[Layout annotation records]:
————————
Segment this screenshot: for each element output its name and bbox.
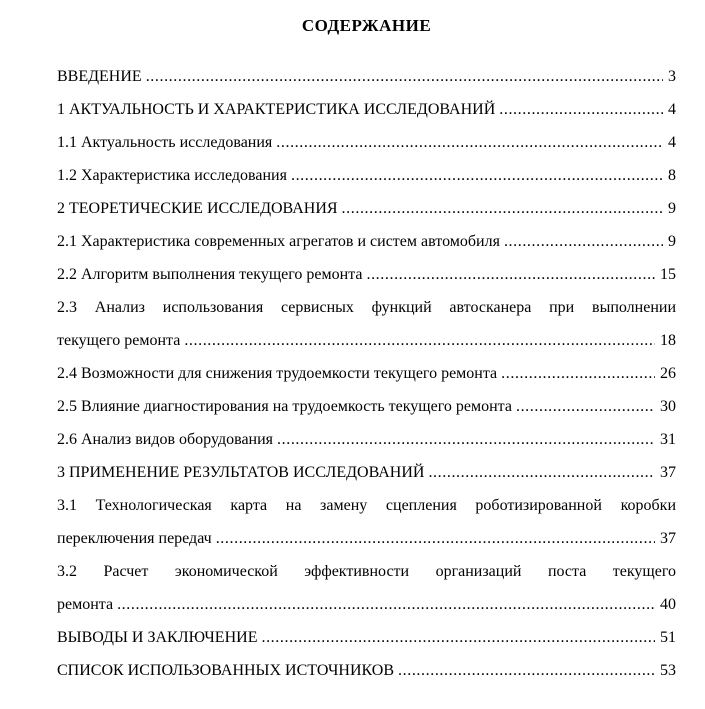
toc-entry-row — [57, 588, 676, 621]
toc-entry-row — [57, 357, 676, 390]
toc-entry-text: 3.2 Расчет экономической эффективности организаций поста текущего — [57, 563, 676, 580]
toc-entry-text: 3.1 Технологическая карта на замену сцепления роботизированной коробки — [57, 497, 676, 514]
toc-list — [57, 60, 676, 687]
dot-leader — [216, 522, 655, 555]
toc-entry-row — [57, 225, 676, 258]
dot-leader — [516, 390, 655, 423]
toc-entry-text: 2.4 Возможности для снижения трудоемкости текущего ремонта — [57, 365, 498, 382]
dot-leader — [291, 159, 663, 192]
toc-entry-page: 40 — [660, 596, 676, 613]
toc-entry-row — [57, 258, 676, 291]
toc-entry-page: 31 — [660, 431, 676, 448]
toc-entry — [57, 126, 676, 159]
dot-leader — [499, 93, 663, 126]
toc-entry-page: 4 — [668, 134, 676, 151]
toc-entry-page: 26 — [660, 365, 676, 382]
toc-entry-row — [57, 159, 676, 192]
toc-entry — [57, 555, 676, 621]
dot-leader — [146, 60, 663, 93]
toc-entry-page: 4 — [668, 101, 676, 118]
toc-entry-page: 15 — [660, 266, 676, 283]
dot-leader — [117, 588, 655, 621]
dot-leader — [366, 258, 655, 291]
dot-leader — [184, 324, 655, 357]
toc-entry-page: 8 — [668, 167, 676, 184]
toc-entry — [57, 159, 676, 192]
toc-entry-row — [57, 192, 676, 225]
dot-leader — [276, 126, 663, 159]
toc-entry-page: 30 — [660, 398, 676, 415]
toc-entry-text: 2.3 Анализ использования сервисных функций автосканера при выполнении — [57, 299, 676, 316]
toc-entry-text: 2.1 Характеристика современных агрегатов и систем автомобиля — [57, 233, 500, 250]
toc-entry-page: 18 — [660, 332, 676, 349]
toc-entry-row — [57, 60, 676, 93]
toc-entry-row — [57, 654, 676, 687]
toc-entry — [57, 60, 676, 93]
toc-entry-page: 3 — [668, 68, 676, 85]
toc-entry — [57, 258, 676, 291]
toc-entry-text: 1.1 Актуальность исследования — [57, 134, 273, 151]
toc-entry-page: 51 — [660, 629, 676, 646]
toc-entry-row — [57, 390, 676, 423]
toc-entry — [57, 423, 676, 456]
toc-entry — [57, 456, 676, 489]
toc-entry — [57, 621, 676, 654]
toc-entry — [57, 192, 676, 225]
toc-entry — [57, 357, 676, 390]
toc-entry-row — [57, 423, 676, 456]
toc-entry-row — [57, 522, 676, 555]
toc-entry-row — [57, 621, 676, 654]
toc-entry — [57, 93, 676, 126]
toc-entry-page: 53 — [660, 662, 676, 679]
toc-entry-page: 9 — [668, 233, 676, 250]
toc-entry-page: 37 — [660, 530, 676, 547]
toc-entry-text: текущего ремонта — [57, 332, 181, 349]
toc-entry-text: 2.5 Влияние диагностирования на трудоемкость текущего ремонта — [57, 398, 512, 415]
dot-leader — [277, 423, 655, 456]
toc-entry-page: 9 — [668, 200, 676, 217]
toc-entry-row — [57, 93, 676, 126]
dot-leader — [342, 192, 663, 225]
toc-entry-text: ремонта — [57, 596, 114, 613]
dot-leader — [261, 621, 655, 654]
toc-entry-text: СПИСОК ИСПОЛЬЗОВАННЫХ ИСТОЧНИКОВ — [57, 662, 395, 679]
toc-entry-text: 2.6 Анализ видов оборудования — [57, 431, 274, 448]
toc-title: СОДЕРЖАНИЕ — [301, 16, 432, 35]
toc-entry — [57, 225, 676, 258]
toc-entry-text: ВВЕДЕНИЕ — [57, 68, 142, 85]
toc-entry-text: 2 ТЕОРЕТИЧЕСКИЕ ИССЛЕДОВАНИЯ — [57, 200, 338, 217]
toc-entry-row — [57, 456, 676, 489]
dot-leader — [504, 225, 663, 258]
dot-leader — [398, 654, 655, 687]
toc-entry-text: 1 АКТУАЛЬНОСТЬ И ХАРАКТЕРИСТИКА ИССЛЕДОВАНИЙ — [57, 101, 496, 118]
toc-entry — [57, 291, 676, 357]
toc-entry-text: переключения передач — [57, 530, 212, 547]
toc-entry-row — [57, 126, 676, 159]
toc-entry — [57, 390, 676, 423]
toc-entry — [57, 654, 676, 687]
toc-entry-text: 1.2 Характеристика исследования — [57, 167, 287, 184]
toc-entry — [57, 489, 676, 555]
dot-leader — [501, 357, 655, 390]
toc-entry-row — [57, 324, 676, 357]
toc-entry-text: 2.2 Алгоритм выполнения текущего ремонта — [57, 266, 363, 283]
toc-entry-page: 37 — [660, 464, 676, 481]
toc-entry-text: 3 ПРИМЕНЕНИЕ РЕЗУЛЬТАТОВ ИССЛЕДОВАНИЙ — [57, 464, 425, 481]
dot-leader — [428, 456, 655, 489]
toc-entry-text: ВЫВОДЫ И ЗАКЛЮЧЕНИЕ — [57, 629, 258, 646]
————————
[What you are asked to do]:
Copy every one of the lines above word for word, leaving out the pictures.

[Task result]:
Segment this screenshot: for each element output its name and bbox.
toc-entry-row — [57, 588, 676, 621]
toc-entry-row — [57, 357, 676, 390]
toc-entry-text: 3.2 Расчет экономической эффективности организаций поста текущего — [57, 563, 676, 580]
toc-entry-text: 3.1 Технологическая карта на замену сцепления роботизированной коробки — [57, 497, 676, 514]
toc-list — [57, 60, 676, 687]
dot-leader — [216, 522, 655, 555]
toc-entry-row — [57, 225, 676, 258]
dot-leader — [516, 390, 655, 423]
toc-entry-text: 2.4 Возможности для снижения трудоемкости текущего ремонта — [57, 365, 498, 382]
dot-leader — [291, 159, 663, 192]
toc-entry-page: 40 — [660, 596, 676, 613]
toc-entry-row — [57, 258, 676, 291]
toc-entry-page: 31 — [660, 431, 676, 448]
toc-entry — [57, 126, 676, 159]
dot-leader — [499, 93, 663, 126]
toc-entry-page: 4 — [668, 134, 676, 151]
toc-entry-page: 26 — [660, 365, 676, 382]
toc-entry-row — [57, 159, 676, 192]
toc-entry — [57, 555, 676, 621]
dot-leader — [146, 60, 663, 93]
toc-entry-page: 4 — [668, 101, 676, 118]
toc-entry-page: 15 — [660, 266, 676, 283]
dot-leader — [117, 588, 655, 621]
dot-leader — [366, 258, 655, 291]
dot-leader — [184, 324, 655, 357]
toc-entry-page: 8 — [668, 167, 676, 184]
toc-entry — [57, 159, 676, 192]
toc-entry-row — [57, 192, 676, 225]
dot-leader — [276, 126, 663, 159]
toc-entry-page: 30 — [660, 398, 676, 415]
toc-entry-text: 2.3 Анализ использования сервисных функций автосканера при выполнении — [57, 299, 676, 316]
toc-entry-text: 2.1 Характеристика современных агрегатов и систем автомобиля — [57, 233, 500, 250]
toc-entry-page: 18 — [660, 332, 676, 349]
toc-entry-row — [57, 60, 676, 93]
toc-entry-row — [57, 654, 676, 687]
toc-entry — [57, 60, 676, 93]
toc-entry-page: 3 — [668, 68, 676, 85]
toc-entry — [57, 258, 676, 291]
toc-entry-text: 1.1 Актуальность исследования — [57, 134, 273, 151]
toc-entry-page: 51 — [660, 629, 676, 646]
toc-entry-row — [57, 390, 676, 423]
toc-entry — [57, 423, 676, 456]
toc-entry — [57, 456, 676, 489]
toc-entry — [57, 621, 676, 654]
toc-entry — [57, 192, 676, 225]
toc-entry — [57, 357, 676, 390]
toc-entry-row — [57, 423, 676, 456]
toc-entry-row — [57, 522, 676, 555]
toc-entry-row — [57, 621, 676, 654]
toc-entry — [57, 93, 676, 126]
toc-entry-page: 53 — [660, 662, 676, 679]
toc-entry-page: 9 — [668, 233, 676, 250]
toc-entry-page: 37 — [660, 530, 676, 547]
toc-entry-text: текущего ремонта — [57, 332, 181, 349]
toc-entry-text: 2.5 Влияние диагностирования на трудоемкость текущего ремонта — [57, 398, 512, 415]
dot-leader — [277, 423, 655, 456]
toc-entry-page: 9 — [668, 200, 676, 217]
toc-entry-row — [57, 93, 676, 126]
dot-leader — [342, 192, 663, 225]
toc-entry-text: ремонта — [57, 596, 114, 613]
dot-leader — [261, 621, 655, 654]
toc-entry-text: СПИСОК ИСПОЛЬЗОВАННЫХ ИСТОЧНИКОВ — [57, 662, 395, 679]
toc-entry-text: 2.6 Анализ видов оборудования — [57, 431, 274, 448]
toc-title: СОДЕРЖАНИЕ — [301, 16, 432, 35]
toc-entry — [57, 225, 676, 258]
toc-entry-text: ВВЕДЕНИЕ — [57, 68, 142, 85]
toc-entry-text: 2 ТЕОРЕТИЧЕСКИЕ ИССЛЕДОВАНИЯ — [57, 200, 338, 217]
toc-entry-row — [57, 456, 676, 489]
dot-leader — [504, 225, 663, 258]
dot-leader — [398, 654, 655, 687]
toc-entry-text: 1 АКТУАЛЬНОСТЬ И ХАРАКТЕРИСТИКА ИССЛЕДОВАНИЙ — [57, 101, 496, 118]
toc-entry — [57, 291, 676, 357]
toc-entry-text: переключения передач — [57, 530, 212, 547]
toc-entry-row — [57, 126, 676, 159]
toc-entry — [57, 390, 676, 423]
toc-entry — [57, 654, 676, 687]
toc-entry-text: 1.2 Характеристика исследования — [57, 167, 287, 184]
toc-entry — [57, 489, 676, 555]
dot-leader — [501, 357, 655, 390]
toc-entry-row — [57, 324, 676, 357]
toc-entry-text: 2.2 Алгоритм выполнения текущего ремонта — [57, 266, 363, 283]
toc-entry-page: 37 — [660, 464, 676, 481]
toc-entry-text: 3 ПРИМЕНЕНИЕ РЕЗУЛЬТАТОВ ИССЛЕДОВАНИЙ — [57, 464, 425, 481]
dot-leader — [428, 456, 655, 489]
toc-entry-text: ВЫВОДЫ И ЗАКЛЮЧЕНИЕ — [57, 629, 258, 646]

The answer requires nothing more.